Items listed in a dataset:
::::::::

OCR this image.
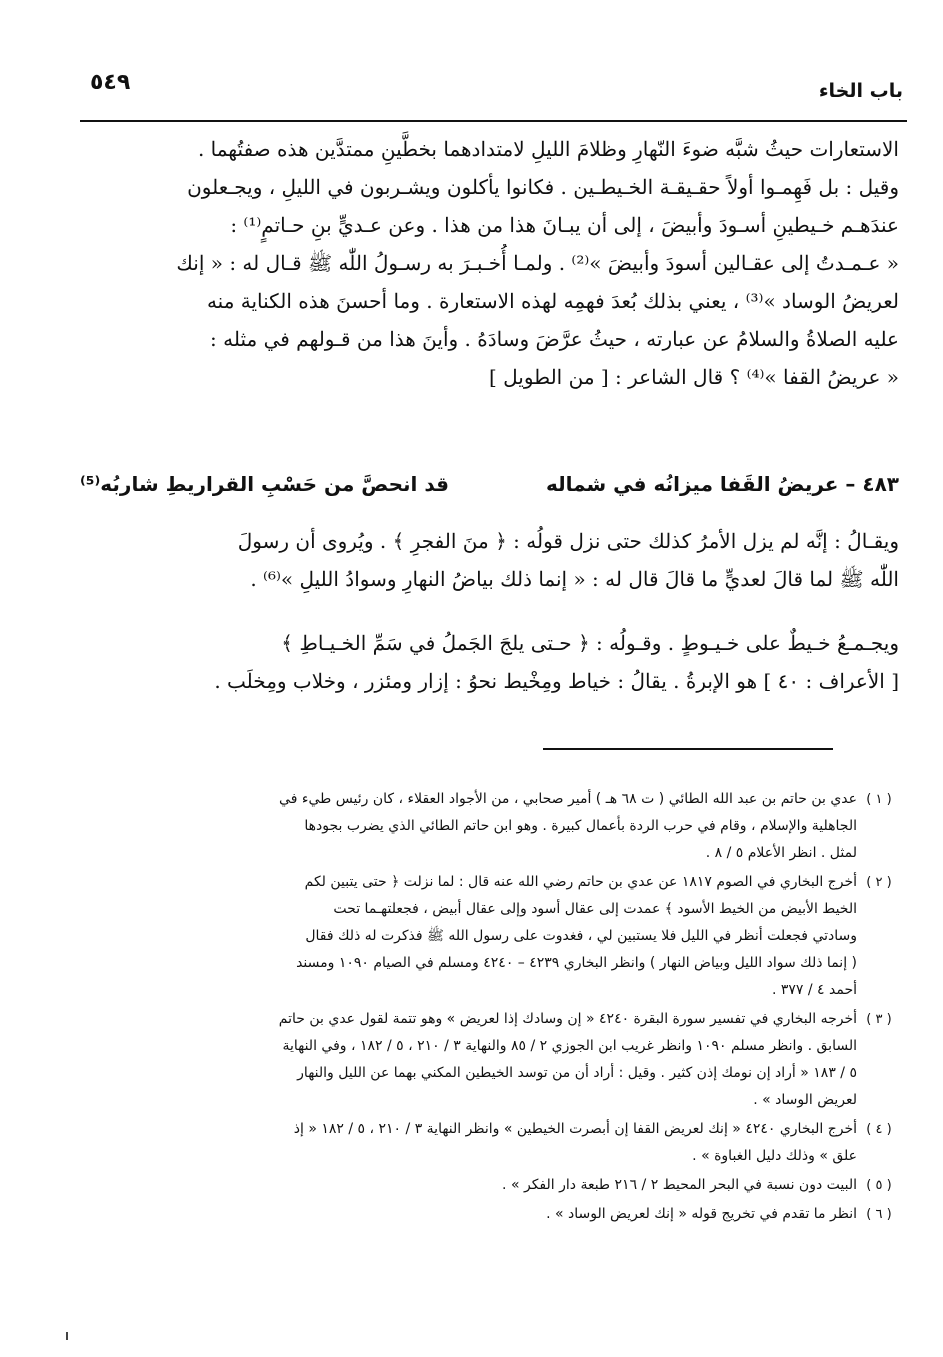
باب الخاء
٥٤٩
الاستعارات حيثُ شبَّه ضوءَ النّهارِ وظلامَ الليلِ لامتدادهما بخطَّينِ ممتدَّين هذه صفتُهما .
وقيل : بل فَهِمـوا أولاً حقـيقـة الخـيطـين . فكانوا يأكلون ويشـربون في الليلِ ، ويجـعلون
عندَهـم خـيطينِ أسـودَ وأبيضَ ، إلى أن يبـانَ هذا من هذا . وعن عـديٍّ بنِ حـاتمٍ⁽¹⁾ :
« عـمـدتُ إلى عقـالين أسودَ وأبيضَ »⁽²⁾ . ولمـا أُخـبـرَ به رسـولُ اللّٰه ﷺ قـال له : « إنك
لعريضُ الوساد »⁽³⁾ ، يعني بذلك بُعدَ فهمِه لهذه الاستعارة . وما أحسنَ هذه الكناية منه
عليه الصلاةُ والسلامُ عن عبارته ، حيثُ عرَّضَ وسادَهُ . وأينَ هذا من قـولهم في مثله :
« عريضُ القفا »⁽⁴⁾ ؟ قال الشاعر : [ من الطويل ]
٤٨٣ – عريضُ القَفا ميزانُه في شماله
قد انحصَّ من حَسْبِ القراريطِ شاربُه⁽⁵⁾
ويقـالُ : إنَّه لم يزل الأمرُ كذلك حتى نزل قولُه : ﴿ منَ الفجرِ ﴾ . ويُروى أن رسولَ
اللّٰه ﷺ لما قالَ لعديٍّ ما قالَ قال له : « إنما ذلك بياضُ النهارِ وسوادُ الليلِ »⁽⁶⁾ .
ويجـمـعُ خـيطٌ على خـيـوطٍ . وقـولُه : ﴿ حـتى يلجَ الجَملُ في سَمِّ الخـيـاطِ ﴾
[ الأعراف : ٤٠ ] هو الإبرةُ . يقالُ : خياط ومِخْيط نحوُ : إزار ومئزر ، وخلاب ومِخلَب .
( ١ )
عدي بن حاتم بن عبد الله الطائي ( ت ٦٨ هـ ) أمير صحابي ، من الأجواد العقلاء ، كان رئيس طيء في
الجاهلية والإسلام ، وقام في حرب الردة بأعمال كبيرة . وهو ابن حاتم الطائي الذي يضرب بجودها
لمثل . انظر الأعلام ٥ / ٨ .
( ٢ )
أخرج البخاري في الصوم ١٨١٧ عن عدي بن حاتم رضي الله عنه قال : لما نزلت ﴿ حتى يتبين لكم
الخيط الأبيض من الخيط الأسود ﴾ عمدت إلى عقال أسود وإلى عقال أبيض ، فجعلتهـما تحت
وسادتي فجعلت أنظر في الليل فلا يستبين لي ، فغدوت على رسول الله ﷺ فذكرت له ذلك فقال
( إنما ذلك سواد الليل وبياض النهار ) وانظر البخاري ٤٢٣٩ – ٤٢٤٠ ومسلم في الصيام ١٠٩٠ ومسند
أحمد ٤ / ٣٧٧ .
( ٣ )
أخرجه البخاري في تفسير سورة البقرة ٤٢٤٠ « إن وسادك إذا لعريض » وهو تتمة لقول عدي بن حاتم
السابق . وانظر مسلم ١٠٩٠ وانظر غريب ابن الجوزي ٢ / ٨٥ والنهاية ٣ / ٢١٠ ، ٥ / ١٨٢ ، وفي النهاية
٥ / ١٨٣ « أراد إن نومك إذن كثير . وقيل : أراد أن من توسد الخيطين المكني بهما عن الليل والنهار
لعريض الوساد » .
( ٤ )
أخرج البخاري ٤٢٤٠ « إنك لعريض القفا إن أبصرت الخيطين » وانظر النهاية ٣ / ٢١٠ ، ٥ / ١٨٢ « إذ
علق » وذلك دليل الغباوة » .
( ٥ )
البيت دون نسبة في البحر المحيط ٢ / ٢١٦ طبعة دار الفكر » .
( ٦ )
انظر ما تقدم في تخريج قوله « إنك لعريض الوساد » .
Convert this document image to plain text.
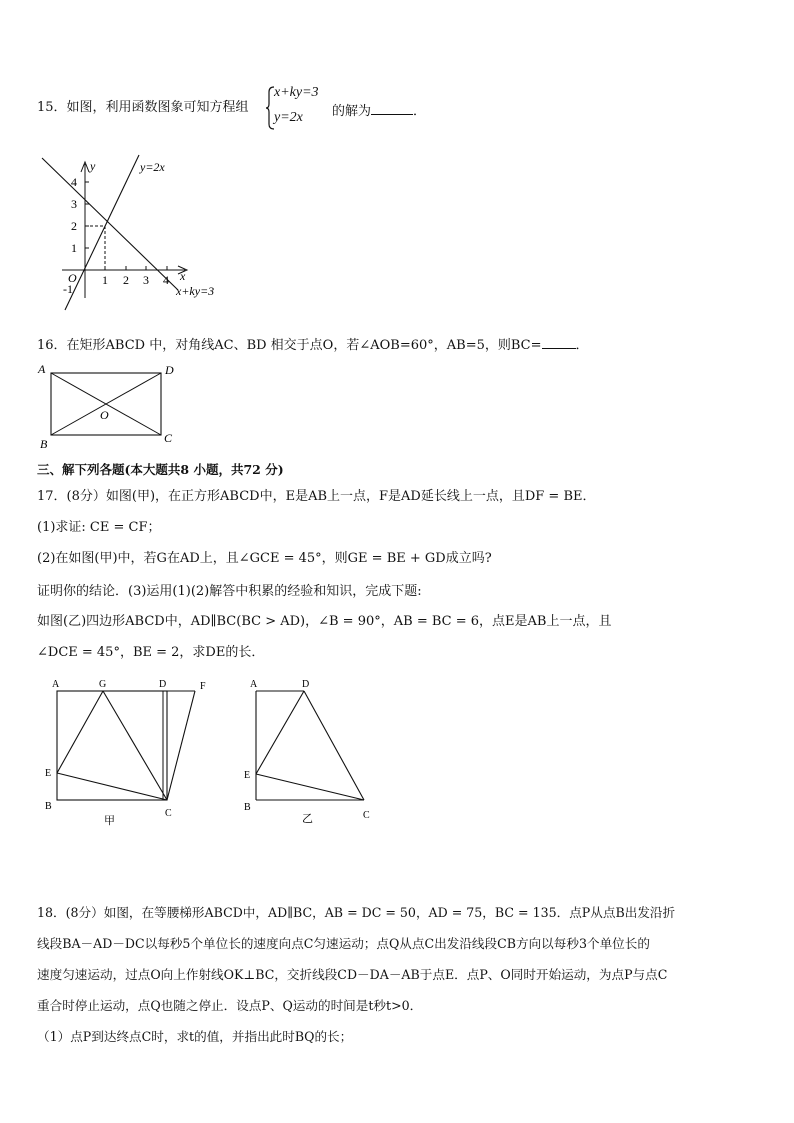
15．如图，利用函数图象可知方程组
x+ky=3
y=2x 的解为	．
y
x
O
y=2x
x+ky=3
1 2 3 4
-1
4
3
2
1
16．在矩形ABCD 中，对角线AC、BD 相交于点O，若∠AOB=60°，AB=5，则BC=	．
A	D
B	C
O
三、解下列各题(本大题共8 小题，共72 分)
17．(8分）如图(甲)，在正方形ABCD中，E是AB上一点，F是AD延长线上一点，且DF = BE．
(1)求证: CE = CF；
(2)在如图(甲)中，若G在AD上，且∠GCE = 45°，则GE = BE + GD成立吗?
证明你的结论．(3)运用(1)(2)解答中积累的经验和知识，完成下题:
如图(乙)四边形ABCD中，AD∥BC(BC > AD)，∠B = 90°，AB = BC = 6，点E是AB上一点，且
∠DCE = 45°，BE = 2，求DE的长．
A	G	D	F
E
B
C
甲
A	D
E
B
C
乙
18．(8分）如图，在等腰梯形ABCD中，AD∥BC，AB = DC = 50，AD = 75，BC = 135．点P从点B出发沿折
线段BA－AD－DC以每秒5个单位长的速度向点C匀速运动；点Q从点C出发沿线段CB方向以每秒3个单位长的
速度匀速运动，过点O向上作射线OK⊥BC，交折线段CD－DA－AB于点E．点P、O同时开始运动，为点P与点C
重合时停止运动，点Q也随之停止．设点P、Q运动的时间是t秒t>0．
（1）点P到达终点C时，求t的值，并指出此时BQ的长；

::::::::

» **TASK PROMPT**: Skip the pictures; extract only the lines from the line with "Convert this document image to plain text." through the final line of the material, exactly as they appear.

» **SOLUTION FOR THIS EXERCISE**:
Convert this document image to plain text.
15．如图，利用函数图象可知方程组
x+ky=3
y=2x 的解为	．
y
x
O
y=2x
x+ky=3
1 2 3 4
-1
4
3
2
1
16．在矩形ABCD 中，对角线AC、BD 相交于点O，若∠AOB=60°，AB=5，则BC=	．
A	D
B	C
O
三、解下列各题(本大题共8 小题，共72 分)
17．(8分）如图(甲)，在正方形ABCD中，E是AB上一点，F是AD延长线上一点，且DF = BE．
(1)求证: CE = CF；
(2)在如图(甲)中，若G在AD上，且∠GCE = 45°，则GE = BE + GD成立吗?
证明你的结论．(3)运用(1)(2)解答中积累的经验和知识，完成下题:
如图(乙)四边形ABCD中，AD∥BC(BC > AD)，∠B = 90°，AB = BC = 6，点E是AB上一点，且
∠DCE = 45°，BE = 2，求DE的长．
A	G	D	F
E
B
C
甲
A	D
E
B
C
乙
18．(8分）如图，在等腰梯形ABCD中，AD∥BC，AB = DC = 50，AD = 75，BC = 135．点P从点B出发沿折
线段BA－AD－DC以每秒5个单位长的速度向点C匀速运动；点Q从点C出发沿线段CB方向以每秒3个单位长的
速度匀速运动，过点O向上作射线OK⊥BC，交折线段CD－DA－AB于点E．点P、O同时开始运动，为点P与点C
重合时停止运动，点Q也随之停止．设点P、Q运动的时间是t秒t>0．
（1）点P到达终点C时，求t的值，并指出此时BQ的长；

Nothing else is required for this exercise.